* [PROBLEM TO SOLVE] Can you write out the whole listing exactly?

* [SUPPLIED RECORDS]

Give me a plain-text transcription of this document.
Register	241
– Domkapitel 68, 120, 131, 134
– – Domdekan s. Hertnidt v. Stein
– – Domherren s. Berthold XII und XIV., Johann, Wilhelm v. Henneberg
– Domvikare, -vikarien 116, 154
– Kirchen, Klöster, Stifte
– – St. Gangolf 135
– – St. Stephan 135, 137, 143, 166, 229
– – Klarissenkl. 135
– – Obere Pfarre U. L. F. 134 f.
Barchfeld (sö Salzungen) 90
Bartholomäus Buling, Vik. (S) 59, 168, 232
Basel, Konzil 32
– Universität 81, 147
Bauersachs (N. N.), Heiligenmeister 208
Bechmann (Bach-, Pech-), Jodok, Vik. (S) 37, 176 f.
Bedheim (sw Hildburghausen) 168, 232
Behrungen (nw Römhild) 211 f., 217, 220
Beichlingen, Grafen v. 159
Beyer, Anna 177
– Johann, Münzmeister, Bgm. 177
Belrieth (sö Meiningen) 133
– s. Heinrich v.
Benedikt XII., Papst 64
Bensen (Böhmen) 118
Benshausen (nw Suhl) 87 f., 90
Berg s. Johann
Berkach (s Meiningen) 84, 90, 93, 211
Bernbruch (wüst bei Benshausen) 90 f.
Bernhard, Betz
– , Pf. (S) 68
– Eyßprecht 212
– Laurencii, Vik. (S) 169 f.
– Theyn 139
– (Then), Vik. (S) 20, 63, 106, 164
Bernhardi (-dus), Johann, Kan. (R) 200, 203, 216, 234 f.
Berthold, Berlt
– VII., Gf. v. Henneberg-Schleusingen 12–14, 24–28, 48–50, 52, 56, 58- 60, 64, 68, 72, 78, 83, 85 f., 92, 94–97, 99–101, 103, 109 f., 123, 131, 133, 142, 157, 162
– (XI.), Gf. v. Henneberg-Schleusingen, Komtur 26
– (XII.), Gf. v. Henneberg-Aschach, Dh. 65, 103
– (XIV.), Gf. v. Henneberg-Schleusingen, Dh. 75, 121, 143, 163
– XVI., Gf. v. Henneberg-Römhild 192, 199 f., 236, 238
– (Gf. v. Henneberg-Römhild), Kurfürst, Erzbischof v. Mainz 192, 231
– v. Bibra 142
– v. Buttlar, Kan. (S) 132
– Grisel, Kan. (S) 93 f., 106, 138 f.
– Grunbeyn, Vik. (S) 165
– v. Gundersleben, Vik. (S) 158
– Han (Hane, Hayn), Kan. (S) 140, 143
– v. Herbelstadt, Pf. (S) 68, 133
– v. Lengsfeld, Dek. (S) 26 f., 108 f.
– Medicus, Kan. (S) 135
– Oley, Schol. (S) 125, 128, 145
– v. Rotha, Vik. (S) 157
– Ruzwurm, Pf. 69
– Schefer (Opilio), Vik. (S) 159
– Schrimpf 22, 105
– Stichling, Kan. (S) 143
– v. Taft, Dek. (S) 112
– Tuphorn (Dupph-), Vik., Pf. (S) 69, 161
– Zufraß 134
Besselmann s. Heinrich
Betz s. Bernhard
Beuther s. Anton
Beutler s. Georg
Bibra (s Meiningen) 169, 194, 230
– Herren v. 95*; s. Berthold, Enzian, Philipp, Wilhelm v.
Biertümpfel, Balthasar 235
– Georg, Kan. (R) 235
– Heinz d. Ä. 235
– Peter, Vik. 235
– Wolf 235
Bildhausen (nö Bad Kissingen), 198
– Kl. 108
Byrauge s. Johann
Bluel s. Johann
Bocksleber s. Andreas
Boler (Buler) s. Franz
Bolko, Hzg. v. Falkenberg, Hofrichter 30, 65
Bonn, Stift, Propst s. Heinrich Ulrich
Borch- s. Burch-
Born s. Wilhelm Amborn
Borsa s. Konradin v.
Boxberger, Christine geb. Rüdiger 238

* [TASK ANSWER]
Give me a plain-text transcription of this document.
Register	241
– Domkapitel 68, 120, 131, 134
– – Domdekan s. Hertnidt v. Stein
– – Domherren s. Berthold XII und XIV., Johann, Wilhelm v. Henneberg
– Domvikare, -vikarien 116, 154
– Kirchen, Klöster, Stifte
– – St. Gangolf 135
– – St. Stephan 135, 137, 143, 166, 229
– – Klarissenkl. 135
– – Obere Pfarre U. L. F. 134 f.
Barchfeld (sö Salzungen) 90
Bartholomäus Buling, Vik. (S) 59, 168, 232
Basel, Konzil 32
– Universität 81, 147
Bauersachs (N. N.), Heiligenmeister 208
Bechmann (Bach-, Pech-), Jodok, Vik. (S) 37, 176 f.
Bedheim (sw Hildburghausen) 168, 232
Behrungen (nw Römhild) 211 f., 217, 220
Beichlingen, Grafen v. 159
Beyer, Anna 177
– Johann, Münzmeister, Bgm. 177
Belrieth (sö Meiningen) 133
– s. Heinrich v.
Benedikt XII., Papst 64
Bensen (Böhmen) 118
Benshausen (nw Suhl) 87 f., 90
Berg s. Johann
Berkach (s Meiningen) 84, 90, 93, 211
Bernbruch (wüst bei Benshausen) 90 f.
Bernhard, Betz
– , Pf. (S) 68
– Eyßprecht 212
– Laurencii, Vik. (S) 169 f.
– Theyn 139
– (Then), Vik. (S) 20, 63, 106, 164
Bernhardi (-dus), Johann, Kan. (R) 200, 203, 216, 234 f.
Berthold, Berlt
– VII., Gf. v. Henneberg-Schleusingen 12–14, 24–28, 48–50, 52, 56, 58- 60, 64, 68, 72, 78, 83, 85 f., 92, 94–97, 99–101, 103, 109 f., 123, 131, 133, 142, 157, 162
– (XI.), Gf. v. Henneberg-Schleusingen, Komtur 26
– (XII.), Gf. v. Henneberg-Aschach, Dh. 65, 103
– (XIV.), Gf. v. Henneberg-Schleusingen, Dh. 75, 121, 143, 163
– XVI., Gf. v. Henneberg-Römhild 192, 199 f., 236, 238
– (Gf. v. Henneberg-Römhild), Kurfürst, Erzbischof v. Mainz 192, 231
– v. Bibra 142
– v. Buttlar, Kan. (S) 132
– Grisel, Kan. (S) 93 f., 106, 138 f.
– Grunbeyn, Vik. (S) 165
– v. Gundersleben, Vik. (S) 158
– Han (Hane, Hayn), Kan. (S) 140, 143
– v. Herbelstadt, Pf. (S) 68, 133
– v. Lengsfeld, Dek. (S) 26 f., 108 f.
– Medicus, Kan. (S) 135
– Oley, Schol. (S) 125, 128, 145
– v. Rotha, Vik. (S) 157
– Ruzwurm, Pf. 69
– Schefer (Opilio), Vik. (S) 159
– Schrimpf 22, 105
– Stichling, Kan. (S) 143
– v. Taft, Dek. (S) 112
– Tuphorn (Dupph-), Vik., Pf. (S) 69, 161
– Zufraß 134
Besselmann s. Heinrich
Betz s. Bernhard
Beuther s. Anton
Beutler s. Georg
Bibra (s Meiningen) 169, 194, 230
– Herren v. 95*; s. Berthold, Enzian, Philipp, Wilhelm v.
Biertümpfel, Balthasar 235
– Georg, Kan. (R) 235
– Heinz d. Ä. 235
– Peter, Vik. 235
– Wolf 235
Bildhausen (nö Bad Kissingen), 198
– Kl. 108
Byrauge s. Johann
Bluel s. Johann
Bocksleber s. Andreas
Boler (Buler) s. Franz
Bolko, Hzg. v. Falkenberg, Hofrichter 30, 65
Bonn, Stift, Propst s. Heinrich Ulrich
Borch- s. Burch-
Born s. Wilhelm Amborn
Borsa s. Konradin v.
Boxberger, Christine geb. Rüdiger 238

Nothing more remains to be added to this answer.